Aim >> Output all the entries word for word. Omit the pictures.

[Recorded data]
----
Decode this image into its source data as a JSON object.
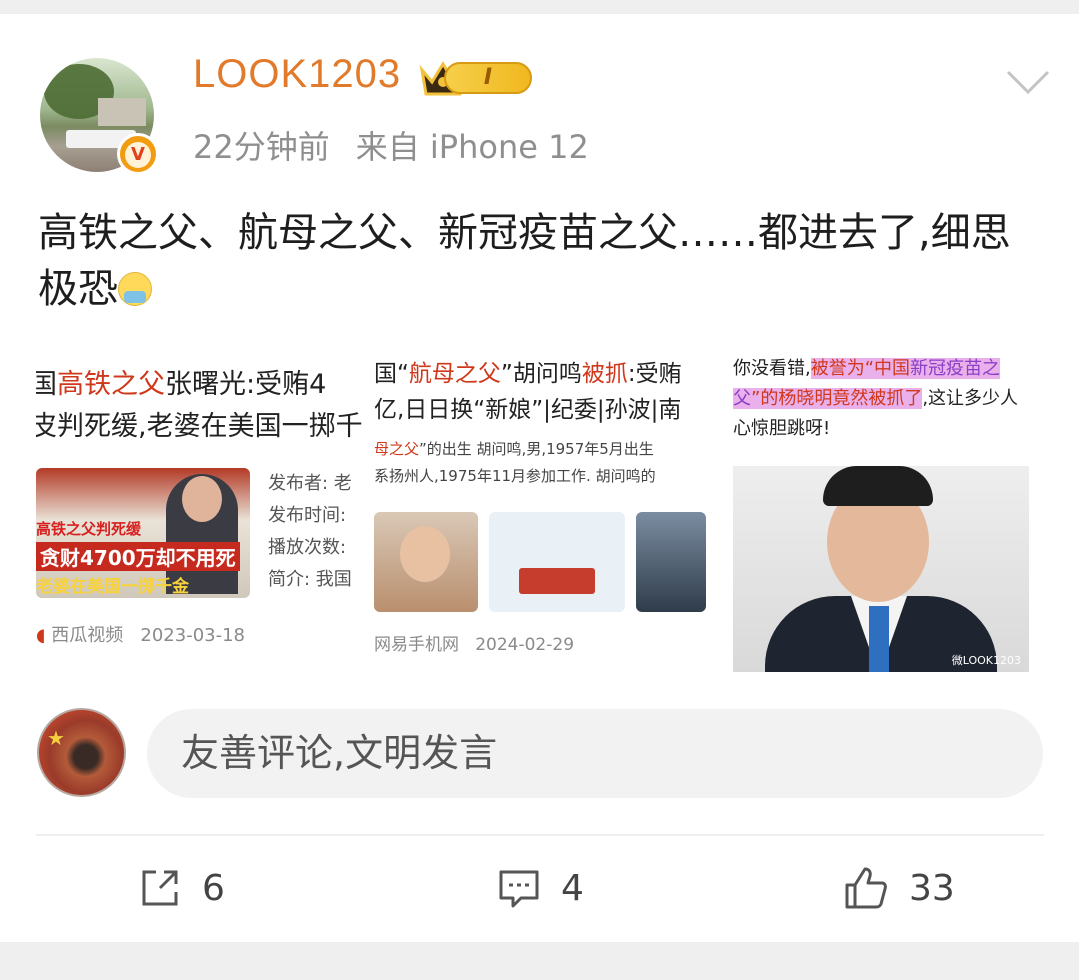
{
  "post": {
    "username": "LOOK1203",
    "member_badge": "I",
    "verified_mark": "V",
    "time": "22分钟前",
    "source": "来自 iPhone 12",
    "text_main": "高铁之父、航母之父、新冠疫苗之父……都进去了,细思极恐"
  },
  "images": {
    "panel1": {
      "title_pre": "国",
      "title_highlight": "高铁之父",
      "title_post": "张曙光:受贿4",
      "line2": "皮判死缓,老婆在美国一掷千",
      "thumb_cap1": "高铁之父判死缓",
      "thumb_cap2": "贪财4700万却不用死",
      "thumb_cap3": "老婆在美国一掷千金",
      "info_lines": [
        "发布者: 老",
        "发布时间:",
        "播放次数:",
        "简介: 我国"
      ],
      "source": "西瓜视频",
      "date": "2023-03-18"
    },
    "panel2": {
      "title_pre": "国“",
      "title_highlight": "航母之父",
      "title_mid": "”胡问鸣",
      "title_highlight2": "被抓",
      "title_post": ":受贿",
      "line2": "亿,日日换“新娘”|纪委|孙波|南",
      "snippet_highlight": "母之父",
      "snippet_line1": "”的出生 胡问鸣,男,1957年5月出生",
      "snippet_line2": "系扬州人,1975年11月参加工作. 胡问鸣的",
      "source": "网易手机网",
      "date": "2024-02-29"
    },
    "panel3": {
      "text_pre": "你没看错,",
      "hl1": "被誉为“中国",
      "hl2": "新冠疫",
      "hl3": "苗之父",
      "hl4": "”的杨晓明竟然被抓了",
      "text_post": ",这让多少人心惊胆跳呀!",
      "watermark": "微LOOK1203"
    }
  },
  "comment": {
    "placeholder": "友善评论,文明发言"
  },
  "actions": {
    "share_count": "6",
    "comment_count": "4",
    "like_count": "33"
  }
}
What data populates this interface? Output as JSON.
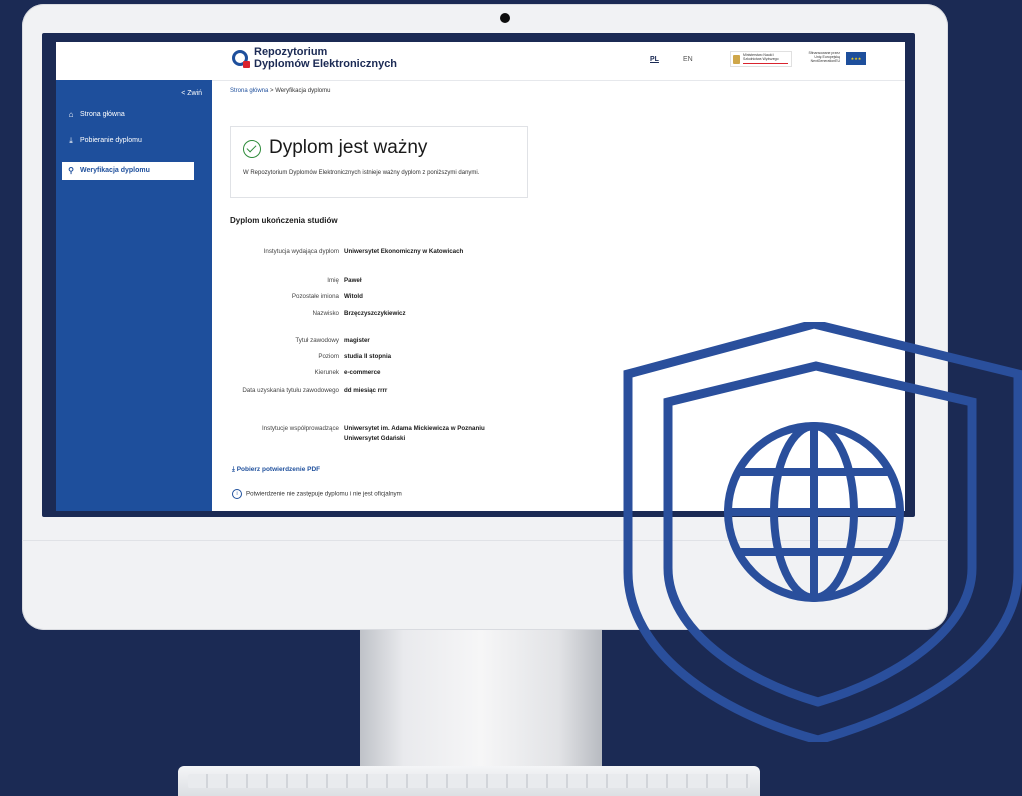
{
  "header": {
    "logo_line1": "Repozytorium",
    "logo_line2": "Dyplomów Elektronicznych",
    "lang_pl": "PL",
    "lang_en": "EN",
    "ministry_text": "Ministerstwo Nauki i Szkolnictwa Wyższego",
    "funding_text": "Sfinansowane przez Unię Europejską NextGenerationEU"
  },
  "sidebar": {
    "collapse_label": "< Zwiń",
    "items": [
      {
        "label": "Strona główna",
        "icon": "home-icon"
      },
      {
        "label": "Pobieranie dyplomu",
        "icon": "download-icon"
      },
      {
        "label": "Weryfikacja dyplomu",
        "icon": "search-icon",
        "active": true
      }
    ]
  },
  "breadcrumb": {
    "home": "Strona główna",
    "separator": ">",
    "current": "Weryfikacja dyplomu"
  },
  "status": {
    "title": "Dyplom jest ważny",
    "description": "W Repozytorium Dyplomów Elektronicznych istnieje ważny dyplom z poniższymi danymi."
  },
  "section_title": "Dyplom ukończenia studiów",
  "fields": [
    {
      "label": "Instytucja wydająca dyplom",
      "value": "Uniwersytet Ekonomiczny w Katowicach"
    },
    {
      "label": "Imię",
      "value": "Paweł"
    },
    {
      "label": "Pozostałe imiona",
      "value": "Witold"
    },
    {
      "label": "Nazwisko",
      "value": "Brzęczyszczykiewicz"
    },
    {
      "label": "Tytuł zawodowy",
      "value": "magister"
    },
    {
      "label": "Poziom",
      "value": "studia II stopnia"
    },
    {
      "label": "Kierunek",
      "value": "e-commerce"
    },
    {
      "label": "Data uzyskania tytułu zawodowego",
      "value": "dd miesiąc rrrr"
    },
    {
      "label": "Instytucje współprowadzące",
      "value": "Uniwersytet im. Adama Mickiewicza w Poznaniu",
      "value2": "Uniwersytet Gdański"
    }
  ],
  "download_label": "Pobierz potwierdzenie PDF",
  "notice": "Potwierdzenie nie zastępuje dyplomu i nie jest oficjalnym",
  "colors": {
    "background": "#1b2a54",
    "brand_blue": "#1e4f9c",
    "shield_stroke": "#2a4f9c"
  }
}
----
Response >>
Decode this image into its source data as a JSON object.
{
  "post": {
    "username": "LOOK1203",
    "member_badge": "I",
    "verified_mark": "V",
    "time": "22分钟前",
    "source": "来自 iPhone 12",
    "text_main": "高铁之父、航母之父、新冠疫苗之父……都进去了,细思极恐"
  },
  "images": {
    "panel1": {
      "title_pre": "国",
      "title_highlight": "高铁之父",
      "title_post": "张曙光:受贿4",
      "line2": "皮判死缓,老婆在美国一掷千",
      "thumb_cap1": "高铁之父判死缓",
      "thumb_cap2": "贪财4700万却不用死",
      "thumb_cap3": "老婆在美国一掷千金",
      "info_lines": [
        "发布者: 老",
        "发布时间:",
        "播放次数:",
        "简介: 我国"
      ],
      "source": "西瓜视频",
      "date": "2023-03-18"
    },
    "panel2": {
      "title_pre": "国“",
      "title_highlight": "航母之父",
      "title_mid": "”胡问鸣",
      "title_highlight2": "被抓",
      "title_post": ":受贿",
      "line2": "亿,日日换“新娘”|纪委|孙波|南",
      "snippet_highlight": "母之父",
      "snippet_line1": "”的出生 胡问鸣,男,1957年5月出生",
      "snippet_line2": "系扬州人,1975年11月参加工作. 胡问鸣的",
      "source": "网易手机网",
      "date": "2024-02-29"
    },
    "panel3": {
      "text_pre": "你没看错,",
      "hl1": "被誉为“中国",
      "hl2": "新冠疫",
      "hl3": "苗之父",
      "hl4": "”的杨晓明竟然被抓了",
      "text_post": ",这让多少人心惊胆跳呀!",
      "watermark": "微LOOK1203"
    }
  },
  "comment": {
    "placeholder": "友善评论,文明发言"
  },
  "actions": {
    "share_count": "6",
    "comment_count": "4",
    "like_count": "33"
  }
}
What data populates this interface? Output as JSON.
{
  "header": {
    "logo_line1": "Repozytorium",
    "logo_line2": "Dyplomów Elektronicznych",
    "lang_pl": "PL",
    "lang_en": "EN",
    "ministry_text": "Ministerstwo Nauki i Szkolnictwa Wyższego",
    "funding_text": "Sfinansowane przez Unię Europejską NextGenerationEU"
  },
  "sidebar": {
    "collapse_label": "< Zwiń",
    "items": [
      {
        "label": "Strona główna",
        "icon": "home-icon"
      },
      {
        "label": "Pobieranie dyplomu",
        "icon": "download-icon"
      },
      {
        "label": "Weryfikacja dyplomu",
        "icon": "search-icon",
        "active": true
      }
    ]
  },
  "breadcrumb": {
    "home": "Strona główna",
    "separator": ">",
    "current": "Weryfikacja dyplomu"
  },
  "status": {
    "title": "Dyplom jest ważny",
    "description": "W Repozytorium Dyplomów Elektronicznych istnieje ważny dyplom z poniższymi danymi."
  },
  "section_title": "Dyplom ukończenia studiów",
  "fields": [
    {
      "label": "Instytucja wydająca dyplom",
      "value": "Uniwersytet Ekonomiczny w Katowicach"
    },
    {
      "label": "Imię",
      "value": "Paweł"
    },
    {
      "label": "Pozostałe imiona",
      "value": "Witold"
    },
    {
      "label": "Nazwisko",
      "value": "Brzęczyszczykiewicz"
    },
    {
      "label": "Tytuł zawodowy",
      "value": "magister"
    },
    {
      "label": "Poziom",
      "value": "studia II stopnia"
    },
    {
      "label": "Kierunek",
      "value": "e-commerce"
    },
    {
      "label": "Data uzyskania tytułu zawodowego",
      "value": "dd miesiąc rrrr"
    },
    {
      "label": "Instytucje współprowadzące",
      "value": "Uniwersytet im. Adama Mickiewicza w Poznaniu",
      "value2": "Uniwersytet Gdański"
    }
  ],
  "download_label": "Pobierz potwierdzenie PDF",
  "notice": "Potwierdzenie nie zastępuje dyplomu i nie jest oficjalnym",
  "colors": {
    "background": "#1b2a54",
    "brand_blue": "#1e4f9c",
    "shield_stroke": "#2a4f9c"
  }
}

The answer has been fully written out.